__WORK INSTRUCTIONS__.
Would you write out all the records again, exactly?

Segment Start: DATA

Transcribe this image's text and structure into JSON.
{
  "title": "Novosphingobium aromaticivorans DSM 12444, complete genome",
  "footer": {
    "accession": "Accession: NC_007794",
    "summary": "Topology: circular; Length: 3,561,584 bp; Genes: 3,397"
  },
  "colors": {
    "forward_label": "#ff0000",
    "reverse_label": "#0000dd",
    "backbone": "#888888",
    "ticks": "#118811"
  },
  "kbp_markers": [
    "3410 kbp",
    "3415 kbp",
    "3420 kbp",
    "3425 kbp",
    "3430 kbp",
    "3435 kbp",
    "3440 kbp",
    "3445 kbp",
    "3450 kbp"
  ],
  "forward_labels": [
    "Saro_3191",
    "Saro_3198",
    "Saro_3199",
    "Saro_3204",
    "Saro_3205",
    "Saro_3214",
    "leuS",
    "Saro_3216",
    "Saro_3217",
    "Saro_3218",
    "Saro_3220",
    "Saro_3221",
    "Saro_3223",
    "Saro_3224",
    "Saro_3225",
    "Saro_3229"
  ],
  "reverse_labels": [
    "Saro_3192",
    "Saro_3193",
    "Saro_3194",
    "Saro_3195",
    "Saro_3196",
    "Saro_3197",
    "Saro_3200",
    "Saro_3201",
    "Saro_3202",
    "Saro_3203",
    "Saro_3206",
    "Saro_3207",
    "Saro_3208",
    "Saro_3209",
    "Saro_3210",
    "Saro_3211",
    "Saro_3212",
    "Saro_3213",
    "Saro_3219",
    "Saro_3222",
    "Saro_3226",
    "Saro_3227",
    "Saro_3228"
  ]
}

Segment End: DATA

__TASK SOLUTION__.
Transcribe this image's text and structure into JSON.
{
  "title": "Novosphingobium aromaticivorans DSM 12444, complete genome",
  "footer": {
    "accession": "Accession: NC_007794",
    "summary": "Topology: circular; Length: 3,561,584 bp; Genes: 3,397"
  },
  "colors": {
    "forward_label": "#ff0000",
    "reverse_label": "#0000dd",
    "backbone": "#888888",
    "ticks": "#118811"
  },
  "kbp_markers": [
    "3410 kbp",
    "3415 kbp",
    "3420 kbp",
    "3425 kbp",
    "3430 kbp",
    "3435 kbp",
    "3440 kbp",
    "3445 kbp",
    "3450 kbp"
  ],
  "forward_labels": [
    "Saro_3191",
    "Saro_3198",
    "Saro_3199",
    "Saro_3204",
    "Saro_3205",
    "Saro_3214",
    "leuS",
    "Saro_3216",
    "Saro_3217",
    "Saro_3218",
    "Saro_3220",
    "Saro_3221",
    "Saro_3223",
    "Saro_3224",
    "Saro_3225",
    "Saro_3229"
  ],
  "reverse_labels": [
    "Saro_3192",
    "Saro_3193",
    "Saro_3194",
    "Saro_3195",
    "Saro_3196",
    "Saro_3197",
    "Saro_3200",
    "Saro_3201",
    "Saro_3202",
    "Saro_3203",
    "Saro_3206",
    "Saro_3207",
    "Saro_3208",
    "Saro_3209",
    "Saro_3210",
    "Saro_3211",
    "Saro_3212",
    "Saro_3213",
    "Saro_3219",
    "Saro_3222",
    "Saro_3226",
    "Saro_3227",
    "Saro_3228"
  ]
}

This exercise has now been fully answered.